BEGIN ITEMS
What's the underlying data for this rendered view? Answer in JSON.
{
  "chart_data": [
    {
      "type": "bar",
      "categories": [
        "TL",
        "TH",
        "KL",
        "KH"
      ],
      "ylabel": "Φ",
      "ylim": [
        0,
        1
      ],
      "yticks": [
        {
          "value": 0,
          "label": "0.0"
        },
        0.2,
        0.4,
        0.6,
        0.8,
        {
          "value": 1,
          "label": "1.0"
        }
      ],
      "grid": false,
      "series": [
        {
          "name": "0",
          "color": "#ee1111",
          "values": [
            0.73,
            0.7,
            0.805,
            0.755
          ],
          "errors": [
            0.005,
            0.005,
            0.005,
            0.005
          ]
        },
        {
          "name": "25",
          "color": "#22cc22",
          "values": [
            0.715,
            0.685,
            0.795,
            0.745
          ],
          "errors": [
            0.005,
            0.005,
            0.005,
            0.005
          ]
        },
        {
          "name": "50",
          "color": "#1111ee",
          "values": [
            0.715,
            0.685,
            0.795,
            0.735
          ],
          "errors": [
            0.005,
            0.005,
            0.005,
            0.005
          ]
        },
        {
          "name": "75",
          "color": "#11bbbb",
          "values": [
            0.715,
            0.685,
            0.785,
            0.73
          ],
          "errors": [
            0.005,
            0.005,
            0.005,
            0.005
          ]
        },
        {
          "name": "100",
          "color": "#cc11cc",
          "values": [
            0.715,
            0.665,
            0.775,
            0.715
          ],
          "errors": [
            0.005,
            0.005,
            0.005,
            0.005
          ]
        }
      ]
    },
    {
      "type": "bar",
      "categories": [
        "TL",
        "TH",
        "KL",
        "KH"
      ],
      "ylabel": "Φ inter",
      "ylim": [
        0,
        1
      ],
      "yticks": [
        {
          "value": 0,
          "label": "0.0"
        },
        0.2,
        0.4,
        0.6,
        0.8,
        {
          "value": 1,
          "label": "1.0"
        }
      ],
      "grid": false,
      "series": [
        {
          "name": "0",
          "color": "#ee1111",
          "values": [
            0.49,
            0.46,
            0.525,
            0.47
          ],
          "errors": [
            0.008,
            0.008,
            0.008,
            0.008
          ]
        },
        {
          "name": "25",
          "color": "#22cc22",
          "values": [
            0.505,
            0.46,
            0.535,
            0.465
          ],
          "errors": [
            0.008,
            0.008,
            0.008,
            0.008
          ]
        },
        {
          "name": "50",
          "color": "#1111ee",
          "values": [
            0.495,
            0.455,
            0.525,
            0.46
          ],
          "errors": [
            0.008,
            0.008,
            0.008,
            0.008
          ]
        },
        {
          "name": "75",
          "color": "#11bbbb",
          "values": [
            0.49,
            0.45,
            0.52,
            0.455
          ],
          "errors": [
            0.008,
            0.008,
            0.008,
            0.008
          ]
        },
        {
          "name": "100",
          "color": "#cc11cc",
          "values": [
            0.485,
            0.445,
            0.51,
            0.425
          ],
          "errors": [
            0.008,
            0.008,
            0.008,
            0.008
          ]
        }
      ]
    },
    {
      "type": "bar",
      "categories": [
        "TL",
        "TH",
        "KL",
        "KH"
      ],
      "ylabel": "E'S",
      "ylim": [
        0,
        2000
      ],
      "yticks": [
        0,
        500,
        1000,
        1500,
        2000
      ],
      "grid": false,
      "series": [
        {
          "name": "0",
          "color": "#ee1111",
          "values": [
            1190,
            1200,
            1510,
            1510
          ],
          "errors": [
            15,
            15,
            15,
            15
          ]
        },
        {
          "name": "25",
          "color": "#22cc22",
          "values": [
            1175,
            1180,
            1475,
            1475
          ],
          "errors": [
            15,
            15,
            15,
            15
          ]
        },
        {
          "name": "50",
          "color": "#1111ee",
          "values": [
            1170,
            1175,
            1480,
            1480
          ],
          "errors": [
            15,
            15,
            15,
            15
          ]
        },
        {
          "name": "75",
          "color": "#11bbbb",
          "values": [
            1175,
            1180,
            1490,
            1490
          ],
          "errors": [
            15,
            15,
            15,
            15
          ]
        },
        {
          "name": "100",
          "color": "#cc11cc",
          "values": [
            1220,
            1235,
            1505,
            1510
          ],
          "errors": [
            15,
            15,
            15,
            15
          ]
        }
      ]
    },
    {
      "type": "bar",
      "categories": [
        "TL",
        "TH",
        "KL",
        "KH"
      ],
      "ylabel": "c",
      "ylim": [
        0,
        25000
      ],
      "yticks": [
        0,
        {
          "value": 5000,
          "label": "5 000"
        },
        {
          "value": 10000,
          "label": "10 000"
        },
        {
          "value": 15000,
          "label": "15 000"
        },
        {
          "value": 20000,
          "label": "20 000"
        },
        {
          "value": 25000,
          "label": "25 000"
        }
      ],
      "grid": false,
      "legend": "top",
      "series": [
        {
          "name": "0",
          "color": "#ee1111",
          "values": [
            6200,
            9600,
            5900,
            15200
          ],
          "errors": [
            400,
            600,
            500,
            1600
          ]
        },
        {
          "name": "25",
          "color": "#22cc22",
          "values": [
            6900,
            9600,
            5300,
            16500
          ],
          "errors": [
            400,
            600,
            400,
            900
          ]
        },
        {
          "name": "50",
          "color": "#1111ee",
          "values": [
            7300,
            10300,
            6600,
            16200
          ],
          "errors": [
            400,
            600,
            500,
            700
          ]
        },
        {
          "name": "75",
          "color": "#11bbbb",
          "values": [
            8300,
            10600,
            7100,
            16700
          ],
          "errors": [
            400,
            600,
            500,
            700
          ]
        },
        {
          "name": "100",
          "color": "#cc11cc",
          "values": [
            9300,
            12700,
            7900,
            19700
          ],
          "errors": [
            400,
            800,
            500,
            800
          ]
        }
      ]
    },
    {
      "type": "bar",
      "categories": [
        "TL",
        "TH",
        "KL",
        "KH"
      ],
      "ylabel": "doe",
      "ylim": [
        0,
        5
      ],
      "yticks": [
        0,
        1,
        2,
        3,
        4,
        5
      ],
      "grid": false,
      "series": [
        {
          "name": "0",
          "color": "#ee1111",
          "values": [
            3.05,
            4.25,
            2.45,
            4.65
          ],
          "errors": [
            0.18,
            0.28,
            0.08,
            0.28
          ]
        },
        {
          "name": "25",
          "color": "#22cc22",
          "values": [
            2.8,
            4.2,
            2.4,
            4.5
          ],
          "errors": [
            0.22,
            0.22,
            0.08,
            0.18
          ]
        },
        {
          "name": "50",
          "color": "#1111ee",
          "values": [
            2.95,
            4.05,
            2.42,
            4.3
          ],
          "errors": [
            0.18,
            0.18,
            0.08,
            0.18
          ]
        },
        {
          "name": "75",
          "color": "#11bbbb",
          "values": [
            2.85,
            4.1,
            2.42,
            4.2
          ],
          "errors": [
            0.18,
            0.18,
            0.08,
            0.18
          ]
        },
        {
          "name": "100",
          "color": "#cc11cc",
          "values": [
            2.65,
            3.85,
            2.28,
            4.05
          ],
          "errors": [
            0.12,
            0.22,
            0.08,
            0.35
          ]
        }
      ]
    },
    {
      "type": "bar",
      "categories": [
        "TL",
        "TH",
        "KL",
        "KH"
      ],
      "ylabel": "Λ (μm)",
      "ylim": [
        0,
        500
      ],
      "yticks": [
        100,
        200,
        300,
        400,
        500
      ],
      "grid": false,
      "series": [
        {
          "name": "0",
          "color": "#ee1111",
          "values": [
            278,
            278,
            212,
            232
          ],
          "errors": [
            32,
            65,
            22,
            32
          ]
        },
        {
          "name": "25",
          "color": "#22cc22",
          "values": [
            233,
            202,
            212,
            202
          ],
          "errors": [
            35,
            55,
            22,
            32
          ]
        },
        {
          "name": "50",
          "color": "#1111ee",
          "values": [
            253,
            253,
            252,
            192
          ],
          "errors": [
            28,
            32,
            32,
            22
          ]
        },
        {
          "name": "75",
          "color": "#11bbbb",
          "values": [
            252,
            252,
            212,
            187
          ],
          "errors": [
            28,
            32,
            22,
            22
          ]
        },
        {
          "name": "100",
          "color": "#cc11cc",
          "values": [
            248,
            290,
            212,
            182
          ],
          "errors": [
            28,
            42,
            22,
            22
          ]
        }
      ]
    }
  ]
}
END ITEMS
## WHAT THE EXERCISE ASKS
Copy and report every line where the word "ylabel" is present.

## EXERCISE SOLUTION
      "ylabel": "Φ",
      "ylabel": "Φ inter",
      "ylabel": "E'S",
      "ylabel": "c",
      "ylabel": "doe",
      "ylabel": "Λ (μm)",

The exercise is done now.